→ **Goal**:
Look through the entries below and report how many lines hold the string "Traces". Only the number is wanted.

··· Data extract ···

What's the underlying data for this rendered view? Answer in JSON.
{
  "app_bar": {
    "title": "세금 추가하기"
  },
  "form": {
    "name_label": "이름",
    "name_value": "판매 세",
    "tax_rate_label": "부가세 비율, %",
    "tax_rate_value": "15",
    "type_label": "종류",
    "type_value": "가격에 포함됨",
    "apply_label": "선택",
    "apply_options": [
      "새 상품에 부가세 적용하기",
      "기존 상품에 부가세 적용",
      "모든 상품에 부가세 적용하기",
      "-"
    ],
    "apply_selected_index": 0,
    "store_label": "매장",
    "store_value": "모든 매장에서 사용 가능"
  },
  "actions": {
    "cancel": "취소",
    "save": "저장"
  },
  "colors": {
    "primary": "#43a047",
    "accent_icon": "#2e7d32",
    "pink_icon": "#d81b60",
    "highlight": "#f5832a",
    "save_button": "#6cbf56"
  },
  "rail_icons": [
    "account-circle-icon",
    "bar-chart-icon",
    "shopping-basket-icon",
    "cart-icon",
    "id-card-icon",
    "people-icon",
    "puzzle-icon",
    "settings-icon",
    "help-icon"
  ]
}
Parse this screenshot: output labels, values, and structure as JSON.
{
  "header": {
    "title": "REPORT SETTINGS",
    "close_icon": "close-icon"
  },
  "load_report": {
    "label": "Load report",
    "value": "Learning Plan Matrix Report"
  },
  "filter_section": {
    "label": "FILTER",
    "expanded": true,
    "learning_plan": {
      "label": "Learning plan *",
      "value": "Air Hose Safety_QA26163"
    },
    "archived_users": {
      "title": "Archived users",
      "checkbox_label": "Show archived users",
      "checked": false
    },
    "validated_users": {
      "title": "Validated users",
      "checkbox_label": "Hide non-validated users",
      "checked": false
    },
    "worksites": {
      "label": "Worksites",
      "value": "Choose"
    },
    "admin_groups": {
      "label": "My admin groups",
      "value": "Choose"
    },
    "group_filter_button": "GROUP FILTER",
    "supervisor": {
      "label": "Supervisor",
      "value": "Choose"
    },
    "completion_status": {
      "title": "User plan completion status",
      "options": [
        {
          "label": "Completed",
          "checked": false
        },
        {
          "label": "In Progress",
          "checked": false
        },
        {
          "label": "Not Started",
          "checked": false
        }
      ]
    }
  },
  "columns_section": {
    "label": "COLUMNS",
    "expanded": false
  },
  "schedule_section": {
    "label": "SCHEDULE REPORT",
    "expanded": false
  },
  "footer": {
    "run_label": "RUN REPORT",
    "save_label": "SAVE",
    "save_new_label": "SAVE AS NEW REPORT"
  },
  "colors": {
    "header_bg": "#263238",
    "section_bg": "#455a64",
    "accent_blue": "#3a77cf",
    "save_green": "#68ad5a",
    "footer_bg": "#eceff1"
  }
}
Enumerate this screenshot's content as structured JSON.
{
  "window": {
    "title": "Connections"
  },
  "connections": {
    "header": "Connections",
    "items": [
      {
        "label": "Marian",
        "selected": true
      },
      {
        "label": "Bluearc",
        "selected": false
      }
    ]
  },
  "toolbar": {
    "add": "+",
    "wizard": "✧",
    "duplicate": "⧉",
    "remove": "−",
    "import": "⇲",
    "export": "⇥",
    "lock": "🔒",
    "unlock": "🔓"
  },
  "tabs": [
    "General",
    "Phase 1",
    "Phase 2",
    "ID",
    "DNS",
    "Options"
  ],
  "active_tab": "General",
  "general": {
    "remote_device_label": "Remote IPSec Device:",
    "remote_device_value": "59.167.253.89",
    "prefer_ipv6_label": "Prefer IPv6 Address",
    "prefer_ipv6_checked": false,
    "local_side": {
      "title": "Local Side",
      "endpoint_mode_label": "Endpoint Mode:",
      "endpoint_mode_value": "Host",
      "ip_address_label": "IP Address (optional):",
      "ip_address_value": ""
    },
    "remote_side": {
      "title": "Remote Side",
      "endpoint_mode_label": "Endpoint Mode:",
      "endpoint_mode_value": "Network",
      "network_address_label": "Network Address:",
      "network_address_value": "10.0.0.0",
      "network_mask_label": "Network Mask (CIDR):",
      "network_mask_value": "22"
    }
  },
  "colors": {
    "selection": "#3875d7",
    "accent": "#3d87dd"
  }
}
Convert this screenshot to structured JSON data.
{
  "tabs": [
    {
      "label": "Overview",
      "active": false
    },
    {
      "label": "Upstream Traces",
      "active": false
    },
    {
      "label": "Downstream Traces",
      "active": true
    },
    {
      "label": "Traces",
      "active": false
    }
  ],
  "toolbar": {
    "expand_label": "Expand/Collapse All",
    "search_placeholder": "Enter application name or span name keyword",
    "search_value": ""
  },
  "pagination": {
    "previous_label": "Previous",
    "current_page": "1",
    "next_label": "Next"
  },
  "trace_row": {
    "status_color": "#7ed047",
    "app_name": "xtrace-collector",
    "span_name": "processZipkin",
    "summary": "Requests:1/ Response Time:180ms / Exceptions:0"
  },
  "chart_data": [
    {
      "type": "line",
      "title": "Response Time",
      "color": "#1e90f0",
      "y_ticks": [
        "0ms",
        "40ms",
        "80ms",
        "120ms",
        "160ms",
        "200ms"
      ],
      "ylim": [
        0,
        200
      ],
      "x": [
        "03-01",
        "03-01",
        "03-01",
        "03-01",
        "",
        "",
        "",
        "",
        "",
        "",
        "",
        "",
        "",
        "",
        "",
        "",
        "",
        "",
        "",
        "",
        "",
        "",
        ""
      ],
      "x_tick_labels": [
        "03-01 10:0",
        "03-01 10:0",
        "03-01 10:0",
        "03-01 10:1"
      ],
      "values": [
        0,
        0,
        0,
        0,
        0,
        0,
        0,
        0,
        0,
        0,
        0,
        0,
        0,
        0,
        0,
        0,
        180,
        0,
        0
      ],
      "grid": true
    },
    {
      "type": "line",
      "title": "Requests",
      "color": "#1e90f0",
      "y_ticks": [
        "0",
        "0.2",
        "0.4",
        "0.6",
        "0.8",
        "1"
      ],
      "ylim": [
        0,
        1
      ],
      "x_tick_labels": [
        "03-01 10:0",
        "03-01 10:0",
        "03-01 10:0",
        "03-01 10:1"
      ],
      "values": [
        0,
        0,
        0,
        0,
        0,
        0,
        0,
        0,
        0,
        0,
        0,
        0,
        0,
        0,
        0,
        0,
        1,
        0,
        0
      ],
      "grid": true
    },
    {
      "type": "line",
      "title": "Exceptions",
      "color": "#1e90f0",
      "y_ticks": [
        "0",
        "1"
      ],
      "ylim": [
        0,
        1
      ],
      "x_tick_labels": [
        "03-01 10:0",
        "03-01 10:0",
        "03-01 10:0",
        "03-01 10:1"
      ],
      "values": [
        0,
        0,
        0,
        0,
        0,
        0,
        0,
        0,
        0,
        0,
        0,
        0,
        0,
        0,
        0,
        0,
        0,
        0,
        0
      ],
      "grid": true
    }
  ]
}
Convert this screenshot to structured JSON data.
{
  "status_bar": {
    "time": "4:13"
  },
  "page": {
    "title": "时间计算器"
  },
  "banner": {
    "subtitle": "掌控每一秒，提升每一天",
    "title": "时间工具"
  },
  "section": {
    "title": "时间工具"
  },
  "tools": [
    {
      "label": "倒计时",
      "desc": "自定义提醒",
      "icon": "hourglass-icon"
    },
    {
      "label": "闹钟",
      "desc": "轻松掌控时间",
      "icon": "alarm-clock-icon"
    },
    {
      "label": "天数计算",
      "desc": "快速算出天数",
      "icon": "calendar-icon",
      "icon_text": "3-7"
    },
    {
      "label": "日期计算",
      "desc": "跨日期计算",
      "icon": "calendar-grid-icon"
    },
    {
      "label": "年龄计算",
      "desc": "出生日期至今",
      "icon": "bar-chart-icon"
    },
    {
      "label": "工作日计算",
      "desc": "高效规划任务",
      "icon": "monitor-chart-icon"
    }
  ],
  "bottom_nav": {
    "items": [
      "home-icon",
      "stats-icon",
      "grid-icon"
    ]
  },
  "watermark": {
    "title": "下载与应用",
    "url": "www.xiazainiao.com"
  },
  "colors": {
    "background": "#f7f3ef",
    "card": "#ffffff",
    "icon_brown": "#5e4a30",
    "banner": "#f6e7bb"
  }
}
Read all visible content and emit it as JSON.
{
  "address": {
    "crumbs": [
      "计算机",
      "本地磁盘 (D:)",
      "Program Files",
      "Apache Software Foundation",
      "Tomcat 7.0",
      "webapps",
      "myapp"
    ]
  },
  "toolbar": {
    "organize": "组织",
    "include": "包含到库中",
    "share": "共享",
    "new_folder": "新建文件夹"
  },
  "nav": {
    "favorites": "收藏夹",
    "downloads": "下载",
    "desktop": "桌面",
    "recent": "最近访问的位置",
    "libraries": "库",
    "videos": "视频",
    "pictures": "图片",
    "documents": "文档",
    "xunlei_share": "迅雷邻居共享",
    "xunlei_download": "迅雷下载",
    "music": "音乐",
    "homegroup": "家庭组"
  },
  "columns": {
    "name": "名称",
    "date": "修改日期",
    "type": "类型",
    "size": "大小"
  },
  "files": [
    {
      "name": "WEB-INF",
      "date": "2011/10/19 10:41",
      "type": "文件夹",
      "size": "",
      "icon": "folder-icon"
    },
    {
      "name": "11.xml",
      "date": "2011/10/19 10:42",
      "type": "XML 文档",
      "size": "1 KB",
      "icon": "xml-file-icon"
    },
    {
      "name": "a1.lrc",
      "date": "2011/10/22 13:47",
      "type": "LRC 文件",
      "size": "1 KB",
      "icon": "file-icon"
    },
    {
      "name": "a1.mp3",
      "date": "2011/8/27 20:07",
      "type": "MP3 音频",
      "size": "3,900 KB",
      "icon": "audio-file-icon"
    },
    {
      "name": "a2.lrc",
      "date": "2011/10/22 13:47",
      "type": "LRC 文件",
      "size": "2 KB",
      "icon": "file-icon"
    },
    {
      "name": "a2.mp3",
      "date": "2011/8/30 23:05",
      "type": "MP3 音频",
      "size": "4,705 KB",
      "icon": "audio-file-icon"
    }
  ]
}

···

→ **Result of the task**:
3